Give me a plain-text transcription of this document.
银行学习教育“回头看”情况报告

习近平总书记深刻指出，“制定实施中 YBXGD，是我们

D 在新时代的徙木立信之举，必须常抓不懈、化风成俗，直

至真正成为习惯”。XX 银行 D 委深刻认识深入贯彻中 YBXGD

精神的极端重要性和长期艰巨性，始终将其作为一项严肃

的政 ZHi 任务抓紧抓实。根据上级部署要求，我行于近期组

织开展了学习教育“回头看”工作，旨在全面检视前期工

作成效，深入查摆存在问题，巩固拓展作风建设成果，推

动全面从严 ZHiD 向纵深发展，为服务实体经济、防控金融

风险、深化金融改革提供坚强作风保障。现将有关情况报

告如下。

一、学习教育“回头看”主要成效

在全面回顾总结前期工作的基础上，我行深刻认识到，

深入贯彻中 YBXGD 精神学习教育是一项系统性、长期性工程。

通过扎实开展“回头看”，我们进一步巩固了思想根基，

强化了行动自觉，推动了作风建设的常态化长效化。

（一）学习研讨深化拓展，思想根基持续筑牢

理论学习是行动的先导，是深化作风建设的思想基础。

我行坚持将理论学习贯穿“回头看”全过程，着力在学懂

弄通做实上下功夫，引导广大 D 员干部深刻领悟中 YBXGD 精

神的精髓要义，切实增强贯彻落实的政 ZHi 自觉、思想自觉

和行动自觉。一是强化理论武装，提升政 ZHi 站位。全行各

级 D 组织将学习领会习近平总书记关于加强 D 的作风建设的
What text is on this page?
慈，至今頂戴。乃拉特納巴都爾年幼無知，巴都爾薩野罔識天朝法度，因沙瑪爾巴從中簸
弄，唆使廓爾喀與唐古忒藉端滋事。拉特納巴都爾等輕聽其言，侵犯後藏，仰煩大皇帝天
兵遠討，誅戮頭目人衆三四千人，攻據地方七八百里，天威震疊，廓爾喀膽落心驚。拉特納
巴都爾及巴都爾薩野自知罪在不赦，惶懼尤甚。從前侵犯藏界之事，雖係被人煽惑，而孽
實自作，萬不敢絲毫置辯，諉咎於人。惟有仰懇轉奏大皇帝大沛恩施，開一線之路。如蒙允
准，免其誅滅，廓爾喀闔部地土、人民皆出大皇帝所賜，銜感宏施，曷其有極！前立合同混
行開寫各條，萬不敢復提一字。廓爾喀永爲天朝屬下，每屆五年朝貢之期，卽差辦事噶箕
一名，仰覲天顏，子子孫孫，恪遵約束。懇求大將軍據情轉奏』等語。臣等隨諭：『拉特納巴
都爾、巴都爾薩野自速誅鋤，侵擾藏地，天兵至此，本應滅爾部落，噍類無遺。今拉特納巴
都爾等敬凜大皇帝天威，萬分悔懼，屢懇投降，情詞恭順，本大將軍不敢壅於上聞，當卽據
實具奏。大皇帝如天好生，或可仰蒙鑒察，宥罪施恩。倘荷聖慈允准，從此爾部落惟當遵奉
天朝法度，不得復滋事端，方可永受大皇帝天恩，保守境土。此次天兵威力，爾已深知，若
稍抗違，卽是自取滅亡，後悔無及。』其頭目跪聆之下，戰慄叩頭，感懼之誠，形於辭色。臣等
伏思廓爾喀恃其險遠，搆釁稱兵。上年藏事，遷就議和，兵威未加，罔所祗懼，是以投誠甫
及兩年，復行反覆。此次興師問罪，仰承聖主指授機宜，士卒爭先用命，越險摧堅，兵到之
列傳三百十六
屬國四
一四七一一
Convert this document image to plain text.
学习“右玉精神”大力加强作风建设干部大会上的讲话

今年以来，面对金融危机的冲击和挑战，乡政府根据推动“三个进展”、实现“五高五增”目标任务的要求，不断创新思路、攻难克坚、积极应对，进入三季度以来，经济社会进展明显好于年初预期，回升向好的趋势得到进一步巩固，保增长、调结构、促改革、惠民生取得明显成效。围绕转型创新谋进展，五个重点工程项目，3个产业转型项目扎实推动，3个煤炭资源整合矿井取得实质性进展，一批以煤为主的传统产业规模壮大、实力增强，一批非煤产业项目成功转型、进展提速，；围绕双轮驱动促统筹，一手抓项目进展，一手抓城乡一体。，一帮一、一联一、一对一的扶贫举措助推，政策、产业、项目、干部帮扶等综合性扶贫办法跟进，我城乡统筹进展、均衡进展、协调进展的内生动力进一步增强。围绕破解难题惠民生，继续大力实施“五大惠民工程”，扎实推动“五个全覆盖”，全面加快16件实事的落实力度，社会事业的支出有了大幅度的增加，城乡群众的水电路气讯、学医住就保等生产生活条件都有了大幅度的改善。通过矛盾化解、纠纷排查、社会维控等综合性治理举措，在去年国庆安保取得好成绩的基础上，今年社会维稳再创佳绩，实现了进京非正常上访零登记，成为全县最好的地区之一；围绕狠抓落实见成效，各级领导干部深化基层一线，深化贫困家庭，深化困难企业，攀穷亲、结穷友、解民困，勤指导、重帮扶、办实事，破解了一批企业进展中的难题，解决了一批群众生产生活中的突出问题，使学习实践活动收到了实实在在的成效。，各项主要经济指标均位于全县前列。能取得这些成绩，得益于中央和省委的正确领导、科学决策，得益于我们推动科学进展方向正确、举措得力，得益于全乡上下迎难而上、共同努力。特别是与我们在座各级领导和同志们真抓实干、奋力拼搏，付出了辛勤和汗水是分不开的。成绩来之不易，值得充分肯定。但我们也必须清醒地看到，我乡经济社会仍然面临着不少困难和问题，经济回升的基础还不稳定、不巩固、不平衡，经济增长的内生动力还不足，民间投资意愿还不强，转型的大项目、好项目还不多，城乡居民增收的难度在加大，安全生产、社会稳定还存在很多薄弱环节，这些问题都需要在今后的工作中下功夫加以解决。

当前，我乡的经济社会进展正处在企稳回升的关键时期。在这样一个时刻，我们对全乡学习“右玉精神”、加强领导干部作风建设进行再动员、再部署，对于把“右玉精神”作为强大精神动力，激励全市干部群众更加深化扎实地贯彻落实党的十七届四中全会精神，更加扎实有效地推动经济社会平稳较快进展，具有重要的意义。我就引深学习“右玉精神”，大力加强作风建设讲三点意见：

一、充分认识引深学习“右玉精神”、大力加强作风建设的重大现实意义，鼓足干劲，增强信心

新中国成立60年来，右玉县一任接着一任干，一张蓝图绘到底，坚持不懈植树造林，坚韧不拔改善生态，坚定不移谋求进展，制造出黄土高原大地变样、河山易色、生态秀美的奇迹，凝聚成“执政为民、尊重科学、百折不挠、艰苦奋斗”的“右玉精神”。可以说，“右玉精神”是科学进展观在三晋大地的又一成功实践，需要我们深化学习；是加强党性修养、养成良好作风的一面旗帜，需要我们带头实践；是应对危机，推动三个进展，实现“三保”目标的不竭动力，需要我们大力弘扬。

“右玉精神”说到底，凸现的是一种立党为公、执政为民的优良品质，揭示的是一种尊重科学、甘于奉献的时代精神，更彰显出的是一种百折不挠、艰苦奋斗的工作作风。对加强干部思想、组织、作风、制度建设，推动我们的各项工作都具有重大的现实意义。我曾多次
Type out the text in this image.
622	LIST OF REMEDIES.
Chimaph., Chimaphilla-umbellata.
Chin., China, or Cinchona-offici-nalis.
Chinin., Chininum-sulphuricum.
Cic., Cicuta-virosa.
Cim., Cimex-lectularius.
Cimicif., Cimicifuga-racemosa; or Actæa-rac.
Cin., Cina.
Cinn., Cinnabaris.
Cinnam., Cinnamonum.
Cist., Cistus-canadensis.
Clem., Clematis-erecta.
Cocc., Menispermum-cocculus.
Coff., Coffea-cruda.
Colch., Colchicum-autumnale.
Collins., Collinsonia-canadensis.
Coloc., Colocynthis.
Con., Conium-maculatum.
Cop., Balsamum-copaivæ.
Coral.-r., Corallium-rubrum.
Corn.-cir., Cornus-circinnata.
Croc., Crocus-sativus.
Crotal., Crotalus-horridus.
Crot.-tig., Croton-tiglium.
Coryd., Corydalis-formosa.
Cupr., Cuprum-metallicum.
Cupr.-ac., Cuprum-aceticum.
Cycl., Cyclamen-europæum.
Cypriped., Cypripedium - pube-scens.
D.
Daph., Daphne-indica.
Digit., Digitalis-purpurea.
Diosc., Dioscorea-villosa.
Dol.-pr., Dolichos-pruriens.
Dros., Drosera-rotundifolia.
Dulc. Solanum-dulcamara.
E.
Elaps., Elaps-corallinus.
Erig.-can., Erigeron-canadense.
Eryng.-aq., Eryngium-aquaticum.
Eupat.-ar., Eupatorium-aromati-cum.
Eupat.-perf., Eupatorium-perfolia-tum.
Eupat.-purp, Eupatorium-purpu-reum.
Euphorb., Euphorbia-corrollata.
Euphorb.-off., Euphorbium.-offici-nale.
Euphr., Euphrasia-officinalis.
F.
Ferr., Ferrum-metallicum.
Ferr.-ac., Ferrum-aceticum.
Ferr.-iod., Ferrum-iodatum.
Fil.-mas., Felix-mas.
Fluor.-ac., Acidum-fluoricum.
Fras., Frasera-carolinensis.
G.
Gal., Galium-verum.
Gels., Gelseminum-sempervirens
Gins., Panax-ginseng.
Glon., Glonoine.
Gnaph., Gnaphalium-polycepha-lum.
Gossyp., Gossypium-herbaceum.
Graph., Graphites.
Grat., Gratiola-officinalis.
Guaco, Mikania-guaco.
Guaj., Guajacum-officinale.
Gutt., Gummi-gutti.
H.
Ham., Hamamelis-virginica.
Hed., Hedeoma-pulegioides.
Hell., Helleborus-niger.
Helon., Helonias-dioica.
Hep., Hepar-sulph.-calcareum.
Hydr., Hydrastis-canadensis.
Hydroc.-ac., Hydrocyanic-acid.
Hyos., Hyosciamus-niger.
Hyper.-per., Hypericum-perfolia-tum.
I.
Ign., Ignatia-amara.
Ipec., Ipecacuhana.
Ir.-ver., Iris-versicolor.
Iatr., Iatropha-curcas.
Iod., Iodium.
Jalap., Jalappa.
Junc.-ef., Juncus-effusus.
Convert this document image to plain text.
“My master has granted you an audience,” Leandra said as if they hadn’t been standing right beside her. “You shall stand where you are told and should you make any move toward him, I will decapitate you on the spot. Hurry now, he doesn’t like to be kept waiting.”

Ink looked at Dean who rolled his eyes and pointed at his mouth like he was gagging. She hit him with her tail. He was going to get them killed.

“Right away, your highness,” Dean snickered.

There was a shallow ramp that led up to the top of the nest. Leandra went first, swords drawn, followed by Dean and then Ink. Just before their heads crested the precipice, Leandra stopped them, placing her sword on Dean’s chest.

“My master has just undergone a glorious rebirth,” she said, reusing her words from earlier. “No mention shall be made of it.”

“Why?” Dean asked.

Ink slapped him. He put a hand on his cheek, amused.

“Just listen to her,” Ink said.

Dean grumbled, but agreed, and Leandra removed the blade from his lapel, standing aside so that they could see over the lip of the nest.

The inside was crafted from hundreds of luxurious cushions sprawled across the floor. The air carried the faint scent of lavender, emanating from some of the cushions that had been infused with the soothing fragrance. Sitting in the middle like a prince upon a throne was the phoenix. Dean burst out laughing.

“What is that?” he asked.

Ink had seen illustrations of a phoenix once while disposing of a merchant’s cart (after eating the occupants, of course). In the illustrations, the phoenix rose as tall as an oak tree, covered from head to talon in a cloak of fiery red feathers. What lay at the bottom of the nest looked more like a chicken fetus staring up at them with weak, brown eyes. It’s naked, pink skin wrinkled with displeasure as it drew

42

DIRECTION:
Search the lines for "from". Copy each line that has it.

SOLUTION:
“My master has just undergone a glorious rebirth,” she said, reusing her words from earlier. “No mention shall be made of it.”
Dean grumbled, but agreed, and Leandra removed the blade from his lapel, standing aside so that they could see over the lip of the nest.
The inside was crafted from hundreds of luxurious cushions sprawled across the floor. The air carried the faint scent of lavender, emanating from some of the cushions that had been infused with the soothing fragrance. Sitting in the middle like a prince upon a throne was the phoenix. Dean burst out laughing.
Ink had seen illustrations of a phoenix once while disposing of a merchant’s cart (after eating the occupants, of course). In the illustrations, the phoenix rose as tall as an oak tree, covered from head to talon in a cloak of fiery red feathers. What lay at the bottom of the nest looked more like a chicken fetus staring up at them with weak, brown eyes. It’s naked, pink skin wrinkled with displeasure as it drew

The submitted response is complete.